* Information shown *
** Start **

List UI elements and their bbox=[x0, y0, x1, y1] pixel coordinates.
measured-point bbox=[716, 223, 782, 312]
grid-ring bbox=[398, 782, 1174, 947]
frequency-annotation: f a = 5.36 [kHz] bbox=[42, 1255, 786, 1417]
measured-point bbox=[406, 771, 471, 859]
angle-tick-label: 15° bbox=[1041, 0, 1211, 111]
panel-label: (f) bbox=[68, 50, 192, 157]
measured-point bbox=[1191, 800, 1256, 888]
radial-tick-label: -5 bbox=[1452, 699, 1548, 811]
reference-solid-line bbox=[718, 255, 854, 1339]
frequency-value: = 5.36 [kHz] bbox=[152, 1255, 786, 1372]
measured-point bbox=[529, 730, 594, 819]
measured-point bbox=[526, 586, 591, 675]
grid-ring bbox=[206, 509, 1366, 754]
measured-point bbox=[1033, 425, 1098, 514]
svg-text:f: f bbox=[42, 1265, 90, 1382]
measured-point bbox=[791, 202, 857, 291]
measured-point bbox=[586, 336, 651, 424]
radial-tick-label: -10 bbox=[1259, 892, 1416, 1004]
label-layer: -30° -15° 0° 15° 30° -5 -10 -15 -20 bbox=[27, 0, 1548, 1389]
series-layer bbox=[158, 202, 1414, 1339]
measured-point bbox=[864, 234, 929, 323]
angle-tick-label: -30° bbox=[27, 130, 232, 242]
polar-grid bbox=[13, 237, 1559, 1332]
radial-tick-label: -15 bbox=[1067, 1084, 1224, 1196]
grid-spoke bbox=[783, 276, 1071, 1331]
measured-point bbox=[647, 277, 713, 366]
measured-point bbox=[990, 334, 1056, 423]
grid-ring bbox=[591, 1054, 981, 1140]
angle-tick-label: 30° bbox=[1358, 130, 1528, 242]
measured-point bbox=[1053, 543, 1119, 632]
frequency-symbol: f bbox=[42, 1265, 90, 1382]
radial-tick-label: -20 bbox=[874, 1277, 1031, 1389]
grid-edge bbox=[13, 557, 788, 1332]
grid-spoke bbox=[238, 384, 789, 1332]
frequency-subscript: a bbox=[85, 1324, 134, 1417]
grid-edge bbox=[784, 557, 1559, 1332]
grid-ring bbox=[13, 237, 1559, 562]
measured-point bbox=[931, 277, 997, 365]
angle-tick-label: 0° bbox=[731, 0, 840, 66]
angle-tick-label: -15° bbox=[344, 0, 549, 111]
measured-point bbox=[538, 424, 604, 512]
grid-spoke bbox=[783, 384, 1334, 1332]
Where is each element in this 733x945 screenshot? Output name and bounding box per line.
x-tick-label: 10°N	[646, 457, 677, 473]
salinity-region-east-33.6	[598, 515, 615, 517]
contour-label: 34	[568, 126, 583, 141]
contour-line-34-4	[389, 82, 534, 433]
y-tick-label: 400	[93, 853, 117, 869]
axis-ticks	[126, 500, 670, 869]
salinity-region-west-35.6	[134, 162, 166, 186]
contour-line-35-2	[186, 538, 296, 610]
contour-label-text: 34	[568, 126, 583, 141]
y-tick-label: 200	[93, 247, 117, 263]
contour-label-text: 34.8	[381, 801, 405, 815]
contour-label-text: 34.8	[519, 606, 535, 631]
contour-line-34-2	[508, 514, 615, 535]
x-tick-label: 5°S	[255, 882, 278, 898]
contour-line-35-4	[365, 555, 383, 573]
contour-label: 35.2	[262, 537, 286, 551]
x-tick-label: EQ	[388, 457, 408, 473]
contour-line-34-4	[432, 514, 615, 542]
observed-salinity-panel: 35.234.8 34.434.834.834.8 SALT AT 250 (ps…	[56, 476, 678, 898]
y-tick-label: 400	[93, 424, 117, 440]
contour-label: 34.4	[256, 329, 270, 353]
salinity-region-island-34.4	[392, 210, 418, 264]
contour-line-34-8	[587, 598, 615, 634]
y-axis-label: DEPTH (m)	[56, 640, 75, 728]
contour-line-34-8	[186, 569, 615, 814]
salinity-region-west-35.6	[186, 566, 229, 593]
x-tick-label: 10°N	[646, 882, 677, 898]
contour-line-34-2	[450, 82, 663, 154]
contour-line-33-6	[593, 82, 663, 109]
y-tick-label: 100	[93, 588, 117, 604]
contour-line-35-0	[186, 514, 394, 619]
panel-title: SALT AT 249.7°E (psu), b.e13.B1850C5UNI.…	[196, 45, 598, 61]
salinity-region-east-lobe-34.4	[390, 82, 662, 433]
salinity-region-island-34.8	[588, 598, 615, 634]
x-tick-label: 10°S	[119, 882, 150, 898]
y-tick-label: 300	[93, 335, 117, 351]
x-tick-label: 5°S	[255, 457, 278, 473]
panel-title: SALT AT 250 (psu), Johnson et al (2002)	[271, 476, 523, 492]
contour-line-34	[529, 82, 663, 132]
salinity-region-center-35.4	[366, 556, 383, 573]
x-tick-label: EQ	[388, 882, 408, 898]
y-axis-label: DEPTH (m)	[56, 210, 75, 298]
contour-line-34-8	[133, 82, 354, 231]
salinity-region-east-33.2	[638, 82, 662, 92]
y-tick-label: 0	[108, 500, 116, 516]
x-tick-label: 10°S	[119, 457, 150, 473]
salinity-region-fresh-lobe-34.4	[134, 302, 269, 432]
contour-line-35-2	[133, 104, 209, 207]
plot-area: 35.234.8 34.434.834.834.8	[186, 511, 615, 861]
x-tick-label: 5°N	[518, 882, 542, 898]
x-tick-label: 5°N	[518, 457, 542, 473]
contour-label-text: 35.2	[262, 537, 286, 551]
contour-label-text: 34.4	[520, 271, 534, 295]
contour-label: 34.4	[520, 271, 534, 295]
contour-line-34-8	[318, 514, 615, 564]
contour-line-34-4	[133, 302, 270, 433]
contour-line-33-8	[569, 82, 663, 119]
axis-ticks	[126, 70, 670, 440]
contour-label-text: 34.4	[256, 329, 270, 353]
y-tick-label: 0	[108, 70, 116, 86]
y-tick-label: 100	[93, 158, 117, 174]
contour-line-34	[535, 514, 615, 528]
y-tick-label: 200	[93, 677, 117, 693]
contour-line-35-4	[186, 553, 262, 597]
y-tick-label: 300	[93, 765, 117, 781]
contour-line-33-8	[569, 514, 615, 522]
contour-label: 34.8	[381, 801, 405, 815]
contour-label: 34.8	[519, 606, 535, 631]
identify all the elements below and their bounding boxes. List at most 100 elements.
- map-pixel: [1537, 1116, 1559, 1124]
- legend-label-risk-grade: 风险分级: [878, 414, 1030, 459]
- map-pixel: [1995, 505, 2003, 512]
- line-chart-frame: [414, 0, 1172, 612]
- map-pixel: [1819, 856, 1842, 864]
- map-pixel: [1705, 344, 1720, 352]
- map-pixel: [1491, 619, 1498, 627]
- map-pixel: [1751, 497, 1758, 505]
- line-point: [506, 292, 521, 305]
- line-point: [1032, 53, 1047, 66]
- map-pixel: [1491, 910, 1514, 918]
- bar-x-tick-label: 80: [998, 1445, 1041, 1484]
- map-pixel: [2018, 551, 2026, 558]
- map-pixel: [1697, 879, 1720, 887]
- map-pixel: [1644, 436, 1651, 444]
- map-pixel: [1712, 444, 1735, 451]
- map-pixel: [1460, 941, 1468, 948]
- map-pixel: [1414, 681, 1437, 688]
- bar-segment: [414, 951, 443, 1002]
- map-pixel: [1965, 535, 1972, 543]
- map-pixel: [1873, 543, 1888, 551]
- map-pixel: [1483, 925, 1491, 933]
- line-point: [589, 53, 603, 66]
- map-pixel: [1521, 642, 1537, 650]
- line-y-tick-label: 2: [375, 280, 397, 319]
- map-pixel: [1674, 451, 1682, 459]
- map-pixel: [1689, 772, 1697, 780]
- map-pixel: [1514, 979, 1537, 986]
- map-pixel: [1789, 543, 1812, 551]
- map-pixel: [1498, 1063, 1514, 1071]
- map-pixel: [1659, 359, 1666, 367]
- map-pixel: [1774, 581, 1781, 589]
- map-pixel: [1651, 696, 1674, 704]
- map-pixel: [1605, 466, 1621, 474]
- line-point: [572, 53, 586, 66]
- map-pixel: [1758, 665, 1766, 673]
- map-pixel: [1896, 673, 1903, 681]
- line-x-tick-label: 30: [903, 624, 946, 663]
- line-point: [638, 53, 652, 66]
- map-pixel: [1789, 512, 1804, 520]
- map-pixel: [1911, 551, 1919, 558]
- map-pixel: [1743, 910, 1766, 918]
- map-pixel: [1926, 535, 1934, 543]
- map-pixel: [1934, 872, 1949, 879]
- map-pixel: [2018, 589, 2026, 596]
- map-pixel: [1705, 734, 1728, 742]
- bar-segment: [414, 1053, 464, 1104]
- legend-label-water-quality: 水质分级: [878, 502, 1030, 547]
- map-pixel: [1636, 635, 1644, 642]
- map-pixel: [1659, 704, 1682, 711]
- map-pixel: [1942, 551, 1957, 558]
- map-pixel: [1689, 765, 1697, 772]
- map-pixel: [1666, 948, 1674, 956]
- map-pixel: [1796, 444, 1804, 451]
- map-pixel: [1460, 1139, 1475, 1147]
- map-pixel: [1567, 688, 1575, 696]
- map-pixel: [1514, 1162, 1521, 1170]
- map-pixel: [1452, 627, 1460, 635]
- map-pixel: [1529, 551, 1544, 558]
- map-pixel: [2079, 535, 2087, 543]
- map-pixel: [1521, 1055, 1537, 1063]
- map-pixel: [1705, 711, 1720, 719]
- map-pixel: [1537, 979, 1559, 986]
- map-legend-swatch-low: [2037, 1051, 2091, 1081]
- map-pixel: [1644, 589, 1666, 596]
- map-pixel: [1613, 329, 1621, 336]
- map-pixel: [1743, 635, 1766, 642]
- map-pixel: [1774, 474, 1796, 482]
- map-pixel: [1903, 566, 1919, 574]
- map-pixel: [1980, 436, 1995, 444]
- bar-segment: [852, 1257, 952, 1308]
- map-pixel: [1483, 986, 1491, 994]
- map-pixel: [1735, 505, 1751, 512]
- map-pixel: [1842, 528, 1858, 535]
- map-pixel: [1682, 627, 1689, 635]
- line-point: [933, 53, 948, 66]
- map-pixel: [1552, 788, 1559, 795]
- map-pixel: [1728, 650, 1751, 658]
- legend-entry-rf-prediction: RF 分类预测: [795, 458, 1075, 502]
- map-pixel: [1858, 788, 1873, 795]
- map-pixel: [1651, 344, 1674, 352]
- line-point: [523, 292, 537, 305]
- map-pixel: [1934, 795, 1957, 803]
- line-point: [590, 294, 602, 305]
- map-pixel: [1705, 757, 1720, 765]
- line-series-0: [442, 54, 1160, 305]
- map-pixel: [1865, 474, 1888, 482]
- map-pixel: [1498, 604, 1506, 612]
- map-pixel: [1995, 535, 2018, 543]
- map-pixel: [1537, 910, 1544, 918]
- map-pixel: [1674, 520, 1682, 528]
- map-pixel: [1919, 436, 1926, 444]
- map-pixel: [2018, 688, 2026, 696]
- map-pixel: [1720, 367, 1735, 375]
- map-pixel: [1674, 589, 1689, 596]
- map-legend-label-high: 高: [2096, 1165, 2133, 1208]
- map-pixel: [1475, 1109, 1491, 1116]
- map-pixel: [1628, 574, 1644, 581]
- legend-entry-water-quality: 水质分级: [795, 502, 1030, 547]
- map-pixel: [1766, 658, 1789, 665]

** End **

* Goal *
Set down, character for character, the stretch of items from the very first line through the line that contains "panel-label: (f) bbox=[68, 50, 192, 157]", including both of those lines.

* Response to this task *
List UI elements and their bbox=[x0, y0, x1, y1] pixel coordinates.
measured-point bbox=[716, 223, 782, 312]
grid-ring bbox=[398, 782, 1174, 947]
frequency-annotation: f a = 5.36 [kHz] bbox=[42, 1255, 786, 1417]
measured-point bbox=[406, 771, 471, 859]
angle-tick-label: 15° bbox=[1041, 0, 1211, 111]
panel-label: (f) bbox=[68, 50, 192, 157]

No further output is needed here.